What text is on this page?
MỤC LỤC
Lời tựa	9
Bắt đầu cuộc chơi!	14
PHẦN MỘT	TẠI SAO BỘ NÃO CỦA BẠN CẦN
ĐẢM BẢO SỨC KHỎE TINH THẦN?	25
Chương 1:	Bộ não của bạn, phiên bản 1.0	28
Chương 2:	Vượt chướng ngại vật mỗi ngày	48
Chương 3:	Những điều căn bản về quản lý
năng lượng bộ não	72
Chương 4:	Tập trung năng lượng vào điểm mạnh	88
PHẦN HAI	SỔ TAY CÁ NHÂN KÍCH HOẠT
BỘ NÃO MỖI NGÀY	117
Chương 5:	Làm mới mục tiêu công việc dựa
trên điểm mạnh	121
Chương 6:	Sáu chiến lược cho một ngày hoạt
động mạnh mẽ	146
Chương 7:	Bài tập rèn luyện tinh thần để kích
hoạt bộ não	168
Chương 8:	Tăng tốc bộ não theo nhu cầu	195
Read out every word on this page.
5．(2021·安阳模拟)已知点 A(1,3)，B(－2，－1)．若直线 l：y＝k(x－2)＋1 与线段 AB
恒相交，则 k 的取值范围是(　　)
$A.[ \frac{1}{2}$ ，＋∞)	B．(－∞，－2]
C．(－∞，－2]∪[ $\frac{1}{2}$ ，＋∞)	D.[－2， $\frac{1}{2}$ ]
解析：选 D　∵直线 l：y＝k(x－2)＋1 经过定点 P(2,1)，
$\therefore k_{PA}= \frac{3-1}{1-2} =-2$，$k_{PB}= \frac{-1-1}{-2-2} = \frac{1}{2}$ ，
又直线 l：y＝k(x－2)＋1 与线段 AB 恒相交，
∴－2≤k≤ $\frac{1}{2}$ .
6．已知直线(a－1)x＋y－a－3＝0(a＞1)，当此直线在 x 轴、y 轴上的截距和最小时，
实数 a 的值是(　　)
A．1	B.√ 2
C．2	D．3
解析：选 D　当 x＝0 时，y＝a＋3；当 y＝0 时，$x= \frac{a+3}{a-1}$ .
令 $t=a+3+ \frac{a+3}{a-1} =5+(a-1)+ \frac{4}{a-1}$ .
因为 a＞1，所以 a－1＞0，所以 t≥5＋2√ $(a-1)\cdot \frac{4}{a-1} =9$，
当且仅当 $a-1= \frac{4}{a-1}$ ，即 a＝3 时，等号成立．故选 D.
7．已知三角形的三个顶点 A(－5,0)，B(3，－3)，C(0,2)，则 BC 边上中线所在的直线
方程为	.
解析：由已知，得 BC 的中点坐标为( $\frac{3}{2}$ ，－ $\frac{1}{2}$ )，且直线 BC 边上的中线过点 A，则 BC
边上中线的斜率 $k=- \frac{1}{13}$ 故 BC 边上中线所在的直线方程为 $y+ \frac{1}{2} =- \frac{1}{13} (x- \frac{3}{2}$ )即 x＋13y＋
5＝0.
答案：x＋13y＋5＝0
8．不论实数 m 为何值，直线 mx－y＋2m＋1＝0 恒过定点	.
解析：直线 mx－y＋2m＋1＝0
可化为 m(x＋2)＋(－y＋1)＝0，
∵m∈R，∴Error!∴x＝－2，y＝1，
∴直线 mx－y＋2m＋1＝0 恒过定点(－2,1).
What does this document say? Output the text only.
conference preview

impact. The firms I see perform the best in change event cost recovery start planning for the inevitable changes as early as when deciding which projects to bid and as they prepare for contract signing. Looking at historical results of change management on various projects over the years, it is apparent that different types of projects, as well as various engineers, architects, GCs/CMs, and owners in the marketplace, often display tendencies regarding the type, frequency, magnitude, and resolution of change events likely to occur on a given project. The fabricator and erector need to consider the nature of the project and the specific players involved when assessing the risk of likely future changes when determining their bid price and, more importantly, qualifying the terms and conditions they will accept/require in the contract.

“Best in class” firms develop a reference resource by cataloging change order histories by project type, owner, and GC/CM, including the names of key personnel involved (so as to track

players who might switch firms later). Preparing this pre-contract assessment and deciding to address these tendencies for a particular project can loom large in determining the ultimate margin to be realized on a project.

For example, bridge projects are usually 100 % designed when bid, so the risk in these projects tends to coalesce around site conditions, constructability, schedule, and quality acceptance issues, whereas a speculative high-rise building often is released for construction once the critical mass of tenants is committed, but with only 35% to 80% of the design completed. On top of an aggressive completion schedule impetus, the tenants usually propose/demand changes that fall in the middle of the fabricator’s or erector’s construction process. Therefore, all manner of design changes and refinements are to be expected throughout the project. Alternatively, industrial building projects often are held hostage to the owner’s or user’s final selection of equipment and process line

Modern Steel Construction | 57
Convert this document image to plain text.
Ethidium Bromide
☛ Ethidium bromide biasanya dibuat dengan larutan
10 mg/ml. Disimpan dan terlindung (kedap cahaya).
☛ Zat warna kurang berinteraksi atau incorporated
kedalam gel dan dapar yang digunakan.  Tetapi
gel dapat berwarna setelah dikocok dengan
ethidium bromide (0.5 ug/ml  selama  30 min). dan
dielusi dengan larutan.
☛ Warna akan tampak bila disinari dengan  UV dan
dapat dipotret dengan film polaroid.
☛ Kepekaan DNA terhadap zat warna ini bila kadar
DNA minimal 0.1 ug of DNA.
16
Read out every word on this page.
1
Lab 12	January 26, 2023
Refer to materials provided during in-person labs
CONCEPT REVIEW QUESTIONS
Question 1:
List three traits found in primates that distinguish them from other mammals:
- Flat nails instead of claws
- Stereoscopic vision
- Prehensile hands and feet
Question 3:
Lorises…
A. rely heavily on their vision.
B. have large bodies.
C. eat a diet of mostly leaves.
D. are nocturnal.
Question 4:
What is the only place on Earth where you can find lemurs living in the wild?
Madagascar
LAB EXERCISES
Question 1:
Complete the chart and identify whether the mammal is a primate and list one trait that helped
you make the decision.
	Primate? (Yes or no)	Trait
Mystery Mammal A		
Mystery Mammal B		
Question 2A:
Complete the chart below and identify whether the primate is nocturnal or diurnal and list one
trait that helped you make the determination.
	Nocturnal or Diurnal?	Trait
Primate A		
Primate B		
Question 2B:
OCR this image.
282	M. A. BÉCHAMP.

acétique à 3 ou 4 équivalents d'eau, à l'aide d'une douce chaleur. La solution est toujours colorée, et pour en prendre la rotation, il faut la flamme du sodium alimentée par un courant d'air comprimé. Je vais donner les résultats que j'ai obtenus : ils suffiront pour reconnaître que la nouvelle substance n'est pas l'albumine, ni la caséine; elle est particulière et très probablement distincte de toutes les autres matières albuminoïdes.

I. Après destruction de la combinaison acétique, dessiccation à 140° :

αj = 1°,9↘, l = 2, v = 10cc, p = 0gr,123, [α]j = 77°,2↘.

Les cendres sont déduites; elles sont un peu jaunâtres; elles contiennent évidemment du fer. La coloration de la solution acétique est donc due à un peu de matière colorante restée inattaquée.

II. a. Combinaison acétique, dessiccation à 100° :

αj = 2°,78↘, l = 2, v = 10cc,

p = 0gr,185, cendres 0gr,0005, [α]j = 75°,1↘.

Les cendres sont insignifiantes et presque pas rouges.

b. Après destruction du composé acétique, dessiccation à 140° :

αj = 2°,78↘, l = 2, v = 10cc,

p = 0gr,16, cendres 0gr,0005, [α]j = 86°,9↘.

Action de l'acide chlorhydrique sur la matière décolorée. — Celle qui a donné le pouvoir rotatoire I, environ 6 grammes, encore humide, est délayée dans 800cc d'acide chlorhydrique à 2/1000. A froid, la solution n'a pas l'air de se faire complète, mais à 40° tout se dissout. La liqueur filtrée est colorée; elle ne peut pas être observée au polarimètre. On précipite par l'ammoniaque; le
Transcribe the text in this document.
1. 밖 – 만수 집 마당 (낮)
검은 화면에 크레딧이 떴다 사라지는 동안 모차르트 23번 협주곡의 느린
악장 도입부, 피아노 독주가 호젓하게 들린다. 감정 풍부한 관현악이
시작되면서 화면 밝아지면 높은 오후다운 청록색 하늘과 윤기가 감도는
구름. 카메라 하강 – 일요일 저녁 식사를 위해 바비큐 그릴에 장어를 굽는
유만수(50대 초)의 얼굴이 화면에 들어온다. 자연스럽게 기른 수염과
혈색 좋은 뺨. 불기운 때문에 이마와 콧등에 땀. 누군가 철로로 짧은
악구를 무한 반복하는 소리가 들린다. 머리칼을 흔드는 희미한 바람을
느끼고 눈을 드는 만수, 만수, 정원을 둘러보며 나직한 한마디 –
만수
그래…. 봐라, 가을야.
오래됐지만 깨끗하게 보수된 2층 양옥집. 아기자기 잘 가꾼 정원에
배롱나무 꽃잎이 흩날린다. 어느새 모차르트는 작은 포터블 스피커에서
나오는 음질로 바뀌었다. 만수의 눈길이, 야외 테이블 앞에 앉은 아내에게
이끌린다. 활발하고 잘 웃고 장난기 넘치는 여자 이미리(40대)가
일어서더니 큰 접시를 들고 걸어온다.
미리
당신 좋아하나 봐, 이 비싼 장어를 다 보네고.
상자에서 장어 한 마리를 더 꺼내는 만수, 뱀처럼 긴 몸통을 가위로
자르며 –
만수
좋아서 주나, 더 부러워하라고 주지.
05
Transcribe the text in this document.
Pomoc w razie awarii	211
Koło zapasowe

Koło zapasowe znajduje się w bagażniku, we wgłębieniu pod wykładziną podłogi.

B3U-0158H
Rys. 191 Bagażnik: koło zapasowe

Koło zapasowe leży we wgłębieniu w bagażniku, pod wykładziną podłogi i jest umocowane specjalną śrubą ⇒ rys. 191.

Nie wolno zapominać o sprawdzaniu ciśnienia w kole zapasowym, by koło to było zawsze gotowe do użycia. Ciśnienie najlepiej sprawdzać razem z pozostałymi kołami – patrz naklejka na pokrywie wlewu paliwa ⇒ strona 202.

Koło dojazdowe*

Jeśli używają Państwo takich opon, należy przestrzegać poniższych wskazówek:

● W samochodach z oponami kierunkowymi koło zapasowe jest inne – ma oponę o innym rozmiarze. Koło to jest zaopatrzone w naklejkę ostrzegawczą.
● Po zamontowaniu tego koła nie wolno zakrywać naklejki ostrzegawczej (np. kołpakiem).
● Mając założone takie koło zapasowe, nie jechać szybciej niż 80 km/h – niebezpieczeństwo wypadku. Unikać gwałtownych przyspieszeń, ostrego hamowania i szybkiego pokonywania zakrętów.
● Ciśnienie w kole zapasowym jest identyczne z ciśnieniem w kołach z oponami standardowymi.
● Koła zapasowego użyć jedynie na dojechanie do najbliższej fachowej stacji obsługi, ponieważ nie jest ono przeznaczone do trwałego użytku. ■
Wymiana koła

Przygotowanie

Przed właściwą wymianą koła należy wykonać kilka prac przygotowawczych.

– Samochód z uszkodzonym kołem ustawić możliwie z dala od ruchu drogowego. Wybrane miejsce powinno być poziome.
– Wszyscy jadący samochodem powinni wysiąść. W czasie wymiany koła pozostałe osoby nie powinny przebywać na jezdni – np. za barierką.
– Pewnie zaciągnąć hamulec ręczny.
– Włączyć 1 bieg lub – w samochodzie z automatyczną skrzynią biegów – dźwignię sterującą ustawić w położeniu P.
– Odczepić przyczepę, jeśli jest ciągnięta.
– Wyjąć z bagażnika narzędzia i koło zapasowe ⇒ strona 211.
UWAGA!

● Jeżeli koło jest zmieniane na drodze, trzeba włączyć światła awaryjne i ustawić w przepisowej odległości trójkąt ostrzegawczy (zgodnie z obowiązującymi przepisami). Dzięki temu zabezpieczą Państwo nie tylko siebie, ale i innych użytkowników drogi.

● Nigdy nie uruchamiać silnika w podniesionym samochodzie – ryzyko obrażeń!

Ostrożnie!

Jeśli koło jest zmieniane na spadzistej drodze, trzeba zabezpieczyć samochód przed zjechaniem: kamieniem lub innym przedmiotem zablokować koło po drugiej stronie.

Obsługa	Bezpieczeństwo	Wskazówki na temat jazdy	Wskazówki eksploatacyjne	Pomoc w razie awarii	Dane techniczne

══════

Where a line of the entries contains the word "samochodzie", copy that line.

– Włączyć 1 bieg lub – w samochodzie z automatyczną skrzynią biegów – dźwignię sterującą ustawić w położeniu P.
● Nigdy nie uruchamiać silnika w podniesionym samochodzie – ryzyko obrażeń!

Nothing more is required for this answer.